(Goal):
Work through the following lines and count those that hold the word "beauty". Reply with that number only.
┌──
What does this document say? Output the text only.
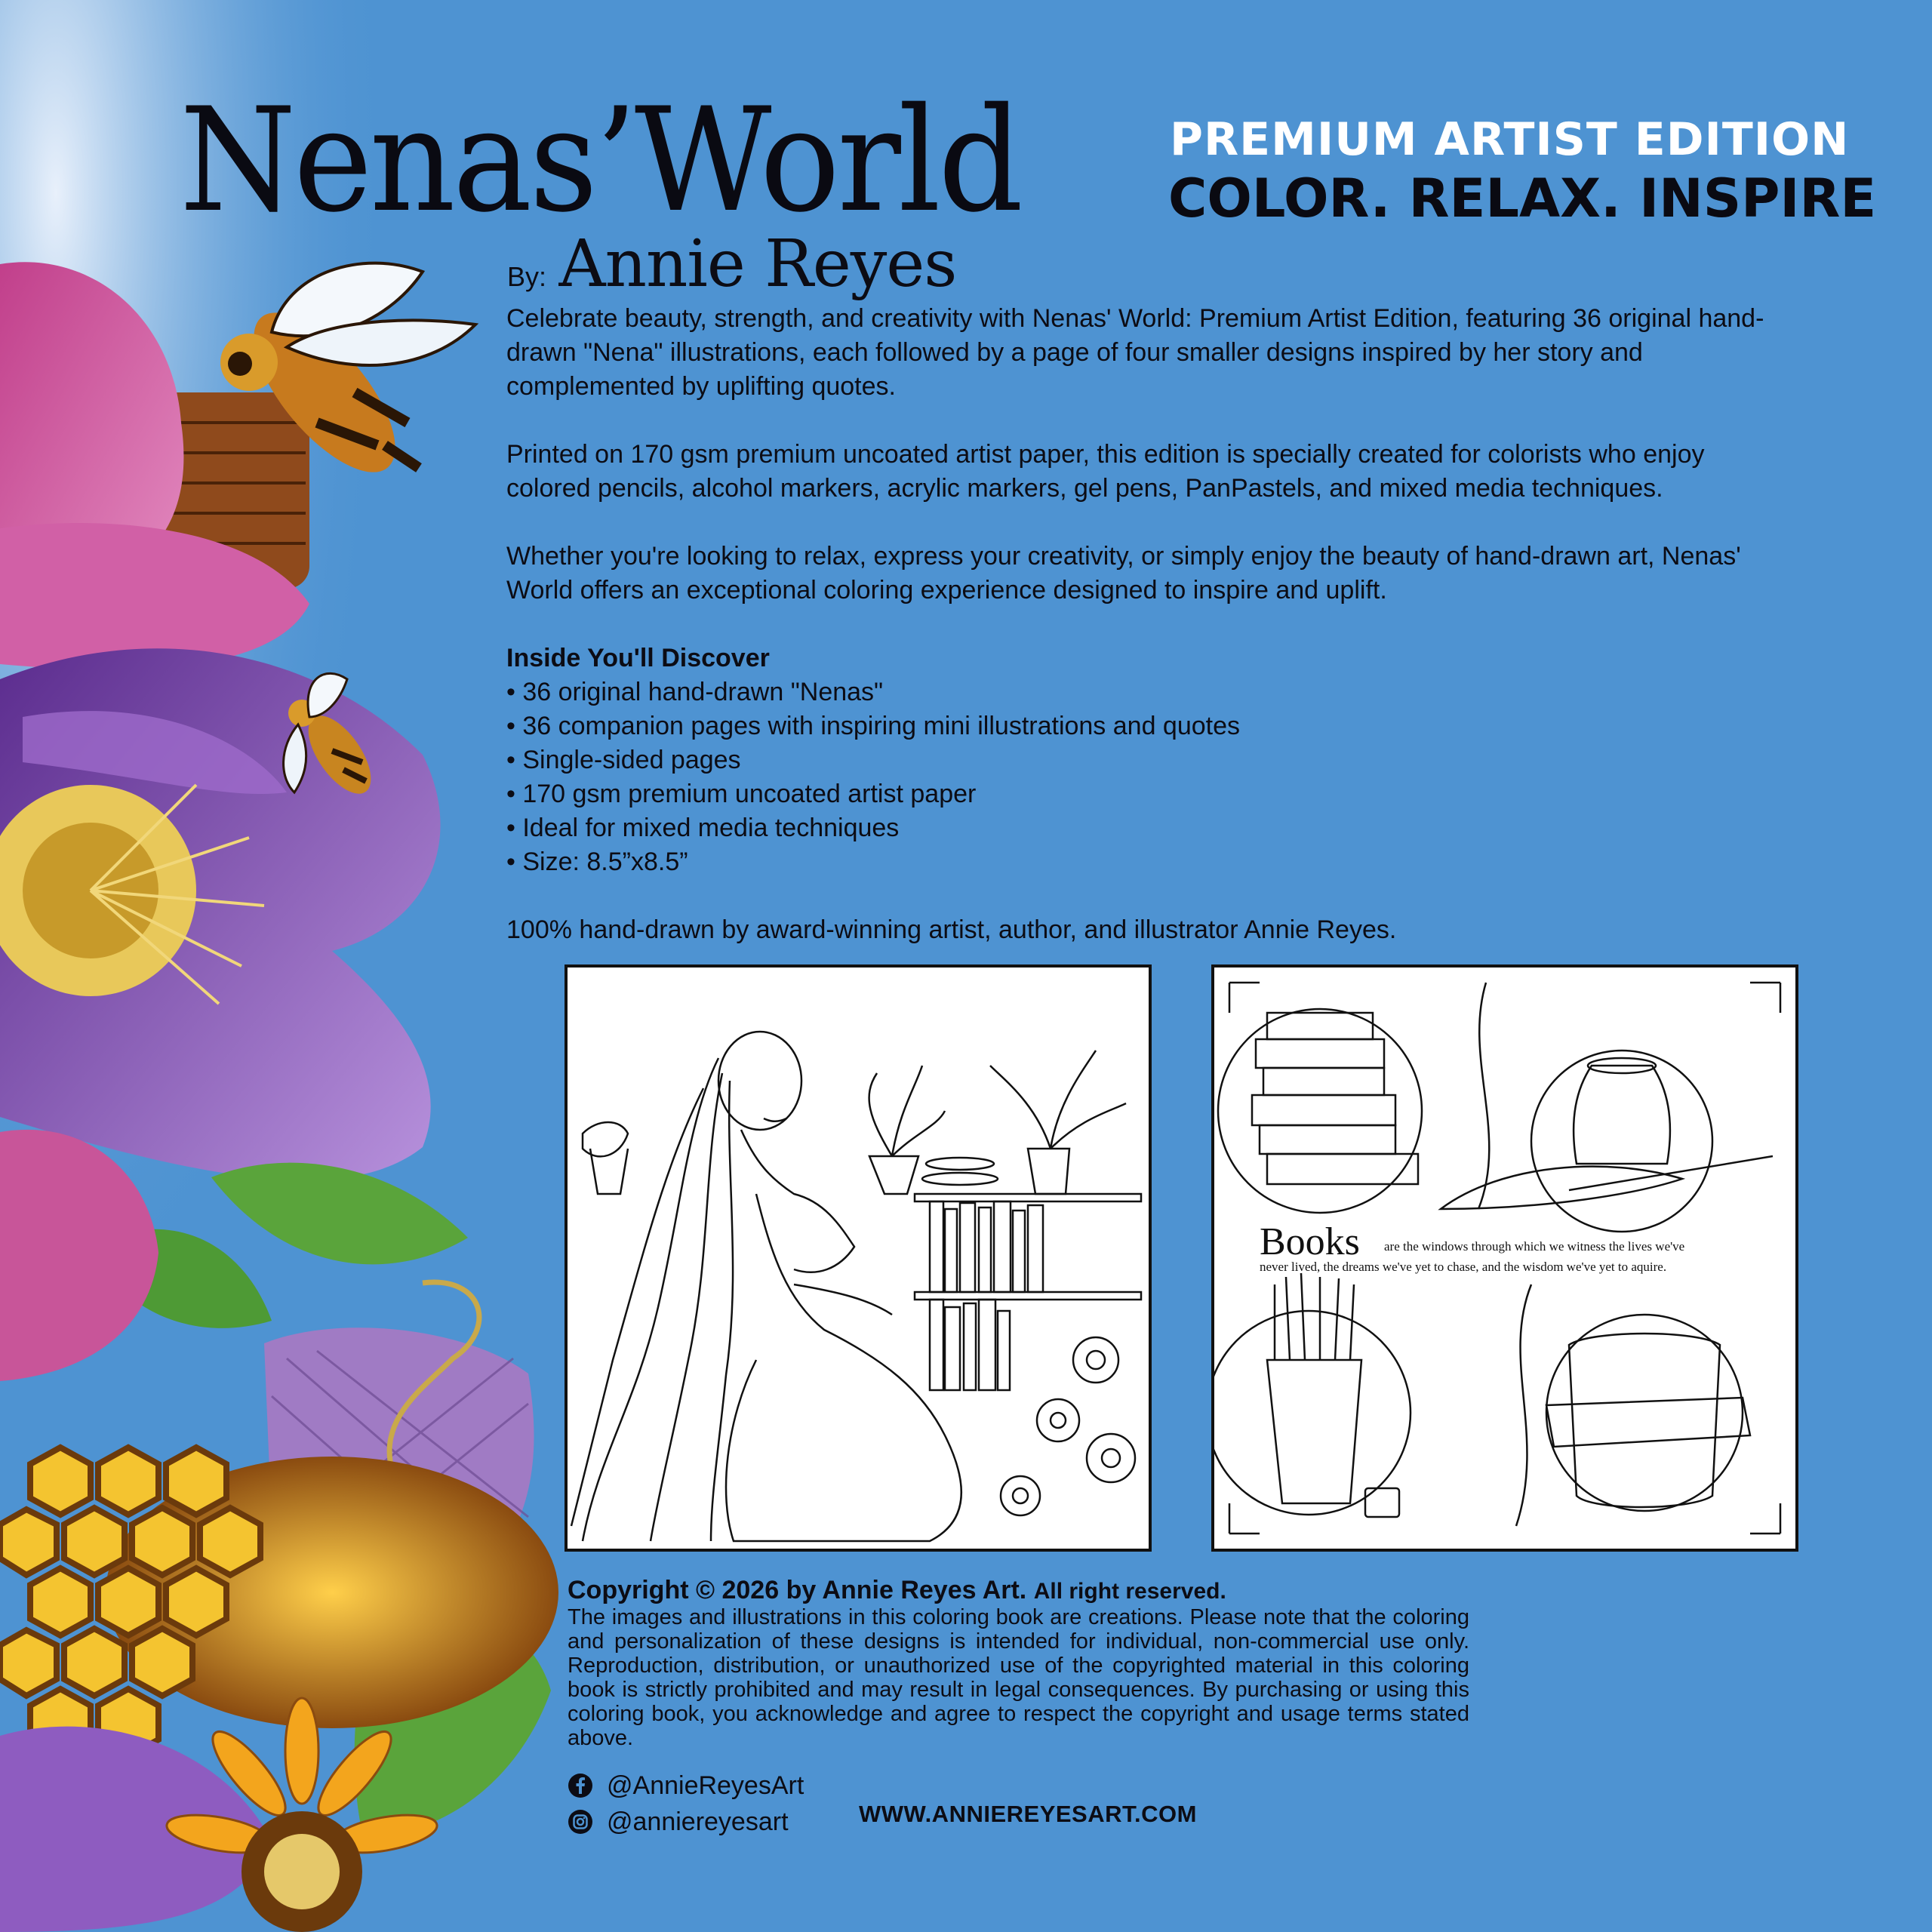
Nenas’World	PREMIUM ARTIST EDITION
COLOR. RELAX. INSPIRE
By: Annie Reyes

Celebrate beauty, strength, and creativity with Nenas' World: Premium Artist Edition, featuring 36 original hand-drawn "Nena" illustrations, each followed by a page of four smaller designs inspired by her story and complemented by uplifting quotes.

Printed on 170 gsm premium uncoated artist paper, this edition is specially created for colorists who enjoy colored pencils, alcohol markers, acrylic markers, gel pens, PanPastels, and mixed media techniques.

Whether you're looking to relax, express your creativity, or simply enjoy the beauty of hand-drawn art, Nenas' World offers an exceptional coloring experience designed to inspire and uplift.

Inside You'll Discover

• 36 original hand-drawn "Nenas"
• 36 companion pages with inspiring mini illustrations and quotes
• Single-sided pages
• 170 gsm premium uncoated artist paper
• Ideal for mixed media techniques
• Size: 8.5”x8.5”

100% hand-drawn by award-winning artist, author, and illustrator Annie Reyes.

Books are the windows through which we witness the lives we've
never lived, the dreams we've yet to chase, and the wisdom we've yet to aquire.

Copyright © 2026 by Annie Reyes Art. All right reserved.

The images and illustrations in this coloring book are creations. Please note that the coloring and personalization of these designs is intended for individual, non-commercial use only. Reproduction, distribution, or unauthorized use of the copyrighted material in this coloring book is strictly prohibited and may result in legal consequences. By purchasing or using this coloring book, you acknowledge and agree to respect the copyright and usage terms stated above.

@AnnieReyesArt
@anniereyesart	WWW.ANNIEREYESART.COM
└──
(Correct answer):
2